(begin)
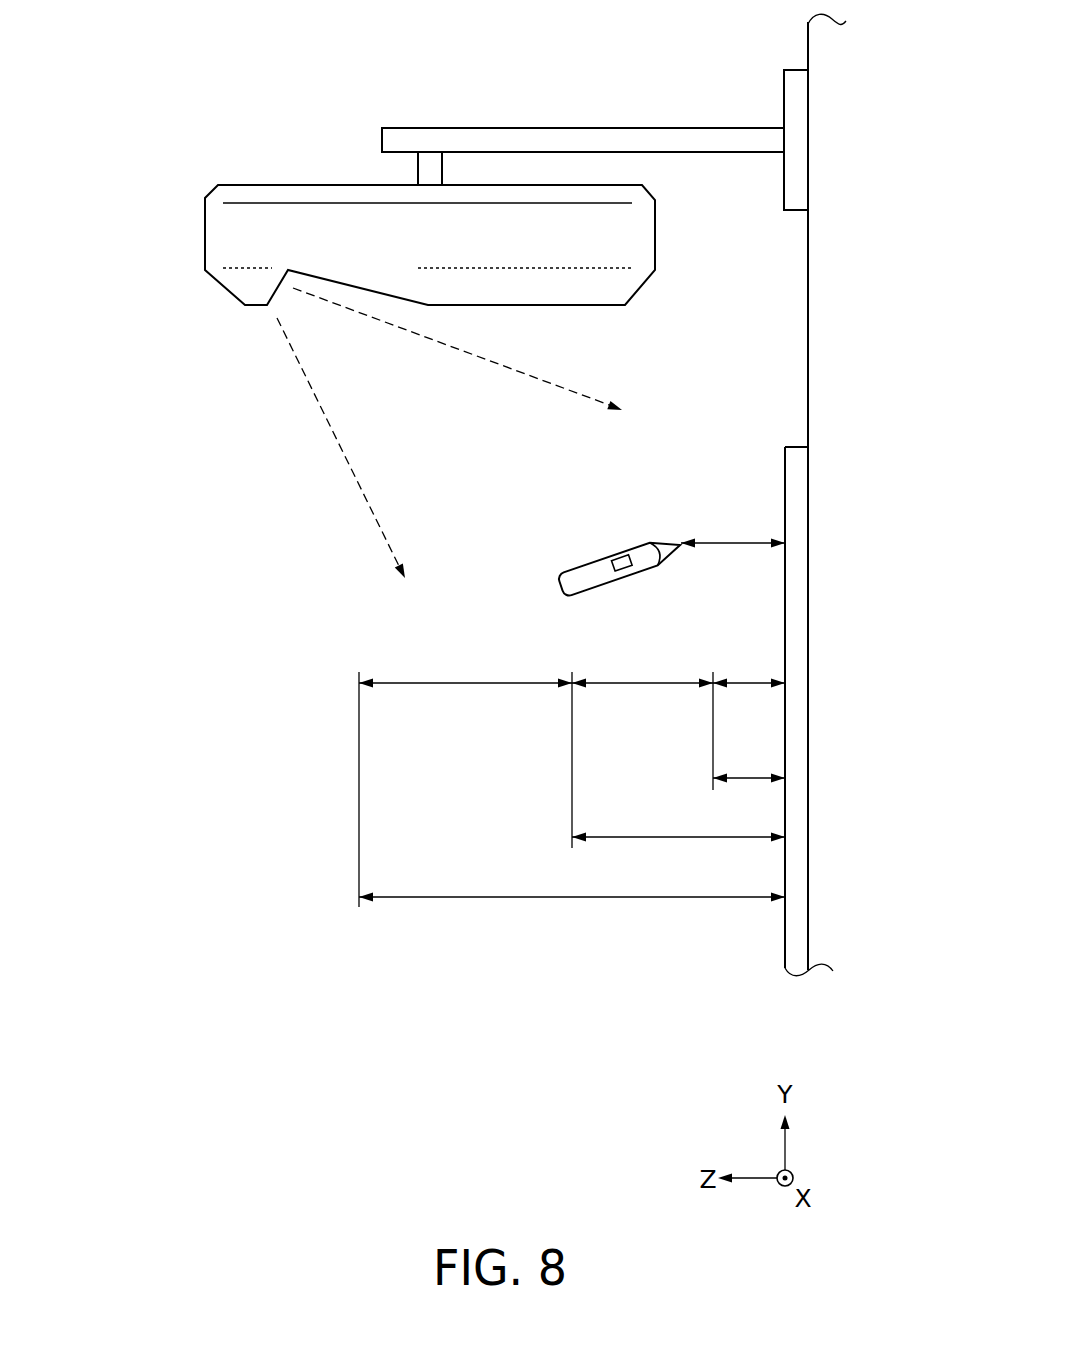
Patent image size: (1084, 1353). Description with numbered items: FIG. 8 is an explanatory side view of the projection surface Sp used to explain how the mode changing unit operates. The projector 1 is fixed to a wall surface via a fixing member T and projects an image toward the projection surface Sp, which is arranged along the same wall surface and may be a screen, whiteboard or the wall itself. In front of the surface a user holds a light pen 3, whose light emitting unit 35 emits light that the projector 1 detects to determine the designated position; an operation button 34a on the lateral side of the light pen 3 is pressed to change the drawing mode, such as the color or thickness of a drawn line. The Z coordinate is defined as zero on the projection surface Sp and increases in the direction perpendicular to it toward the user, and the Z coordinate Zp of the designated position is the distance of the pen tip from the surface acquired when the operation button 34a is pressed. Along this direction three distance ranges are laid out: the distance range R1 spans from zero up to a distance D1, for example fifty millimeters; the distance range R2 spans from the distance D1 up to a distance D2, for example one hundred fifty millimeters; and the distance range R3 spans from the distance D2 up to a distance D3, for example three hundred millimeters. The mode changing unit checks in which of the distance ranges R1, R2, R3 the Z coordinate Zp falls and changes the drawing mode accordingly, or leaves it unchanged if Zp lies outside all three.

The projector 1 is at (209, 240).
The fixing member T is at (658, 129).
The light pen 3 is at (600, 531).
The operation button 34a is at (617, 556).
The light emitting unit 35 is at (648, 543).
The projection surface Sp is at (783, 458).
The Z coordinate of the designated position Zp is at (733, 526).
The distance range R1 is at (749, 669).
The distance range R2 is at (642, 669).
The distance range R3 is at (465, 669).
The distance D1 is at (749, 763).
The distance D2 is at (678, 822).
The distance D3 is at (572, 882).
(end)
### Written problem:
Rewrite the text of every item with "side view" replaced by "lateral view" and everything else unchanged. Omit the pictures.

### Answer to the exercise:
Patent image size: (1084, 1353). Description with numbered items: FIG. 8 is an explanatory lateral view of the projection surface Sp used to explain how the mode changing unit operates. The projector 1 is fixed to a wall surface via a fixing member T and projects an image toward the projection surface Sp, which is arranged along the same wall surface and may be a screen, whiteboard or the wall itself. In front of the surface a user holds a light pen 3, whose light emitting unit 35 emits light that the projector 1 detects to determine the designated position; an operation button 34a on the lateral side of the light pen 3 is pressed to change the drawing mode, such as the color or thickness of a drawn line. The Z coordinate is defined as zero on the projection surface Sp and increases in the direction perpendicular to it toward the user, and the Z coordinate Zp of the designated position is the distance of the pen tip from the surface acquired when the operation button 34a is pressed. Along this direction three distance ranges are laid out: the distance range R1 spans from zero up to a distance D1, for example fifty millimeters; the distance range R2 spans from the distance D1 up to a distance D2, for example one hundred fifty millimeters; and the distance range R3 spans from the distance D2 up to a distance D3, for example three hundred millimeters. The mode changing unit checks in which of the distance ranges R1, R2, R3 the Z coordinate Zp falls and changes the drawing mode accordingly, or leaves it unchanged if Zp lies outside all three.

The projector 1 is at (209, 240).
The fixing member T is at (658, 129).
The light pen 3 is at (600, 531).
The operation button 34a is at (617, 556).
The light emitting unit 35 is at (648, 543).
The projection surface Sp is at (783, 458).
The Z coordinate of the designated position Zp is at (733, 526).
The distance range R1 is at (749, 669).
The distance range R2 is at (642, 669).
The distance range R3 is at (465, 669).
The distance D1 is at (749, 763).
The distance D2 is at (678, 822).
The distance D3 is at (572, 882).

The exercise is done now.